=== Begin Enclosure ===
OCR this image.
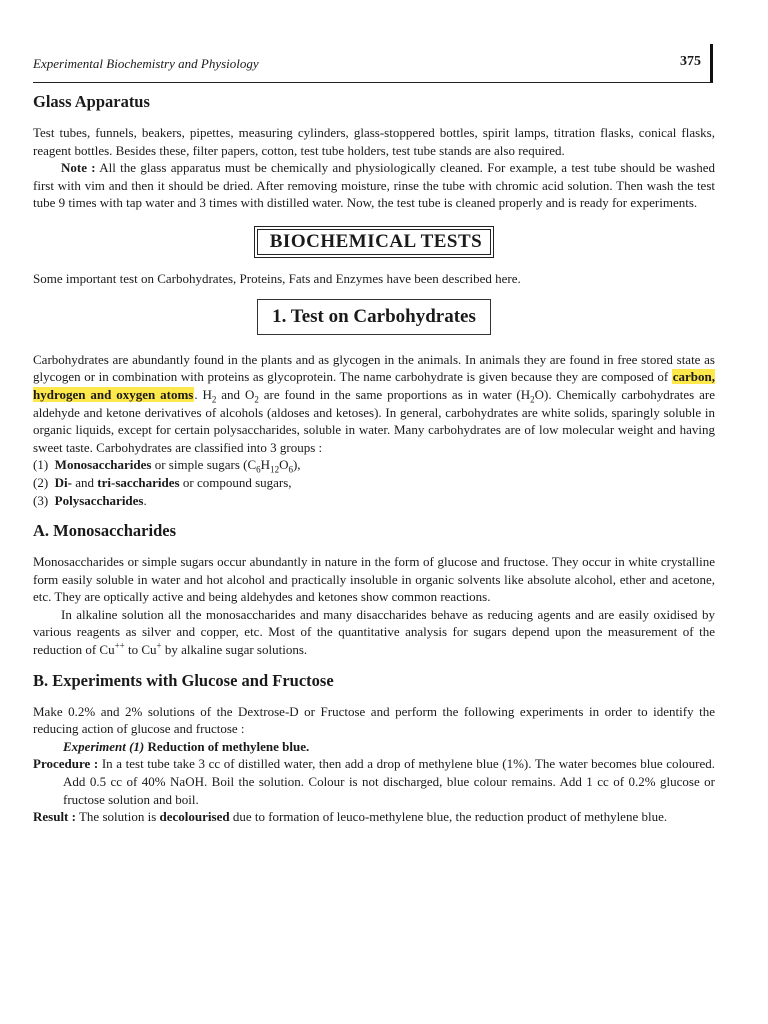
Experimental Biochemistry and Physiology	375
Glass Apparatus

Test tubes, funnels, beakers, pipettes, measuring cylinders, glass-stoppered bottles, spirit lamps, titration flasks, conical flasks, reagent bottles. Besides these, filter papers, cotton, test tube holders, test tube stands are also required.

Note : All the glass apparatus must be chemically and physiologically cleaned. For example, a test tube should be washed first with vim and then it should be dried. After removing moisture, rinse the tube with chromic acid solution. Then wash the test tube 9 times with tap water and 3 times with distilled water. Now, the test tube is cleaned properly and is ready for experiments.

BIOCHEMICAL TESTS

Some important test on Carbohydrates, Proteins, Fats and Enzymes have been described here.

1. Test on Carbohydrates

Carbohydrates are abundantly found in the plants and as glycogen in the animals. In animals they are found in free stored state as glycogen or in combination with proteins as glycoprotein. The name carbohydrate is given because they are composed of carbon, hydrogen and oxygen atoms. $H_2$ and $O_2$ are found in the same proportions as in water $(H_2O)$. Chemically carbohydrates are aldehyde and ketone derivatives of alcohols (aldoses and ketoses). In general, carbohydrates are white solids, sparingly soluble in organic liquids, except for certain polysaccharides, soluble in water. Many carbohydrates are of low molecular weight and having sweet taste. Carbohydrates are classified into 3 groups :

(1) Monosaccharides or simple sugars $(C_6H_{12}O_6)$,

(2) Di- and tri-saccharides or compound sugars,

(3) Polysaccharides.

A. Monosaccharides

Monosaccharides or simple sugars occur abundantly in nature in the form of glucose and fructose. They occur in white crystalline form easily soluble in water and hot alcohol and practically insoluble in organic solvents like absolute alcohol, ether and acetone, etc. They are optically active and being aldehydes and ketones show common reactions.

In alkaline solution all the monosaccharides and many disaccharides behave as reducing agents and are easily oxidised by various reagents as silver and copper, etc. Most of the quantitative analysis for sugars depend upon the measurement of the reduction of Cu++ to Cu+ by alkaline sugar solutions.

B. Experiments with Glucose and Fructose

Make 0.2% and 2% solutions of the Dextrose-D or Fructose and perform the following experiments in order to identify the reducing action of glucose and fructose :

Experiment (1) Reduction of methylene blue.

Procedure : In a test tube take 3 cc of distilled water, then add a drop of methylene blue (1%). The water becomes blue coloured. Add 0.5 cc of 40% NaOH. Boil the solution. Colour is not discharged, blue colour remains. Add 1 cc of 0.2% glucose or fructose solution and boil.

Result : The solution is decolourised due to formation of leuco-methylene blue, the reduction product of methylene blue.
=== End Enclosure ===
* _Task brief_: When a line in the listing has the word "reducing", return that line.

* _Response for this exercise_:
In alkaline solution all the monosaccharides and many disaccharides behave as reducing agents and are easily oxidised by various reagents as silver and copper, etc. Most of the quantitative analysis for sugars depend upon the measurement of the reduction of Cu++ to Cu+ by alkaline sugar solutions.
Make 0.2% and 2% solutions of the Dextrose-D or Fructose and perform the following experiments in order to identify the reducing action of glucose and fructose :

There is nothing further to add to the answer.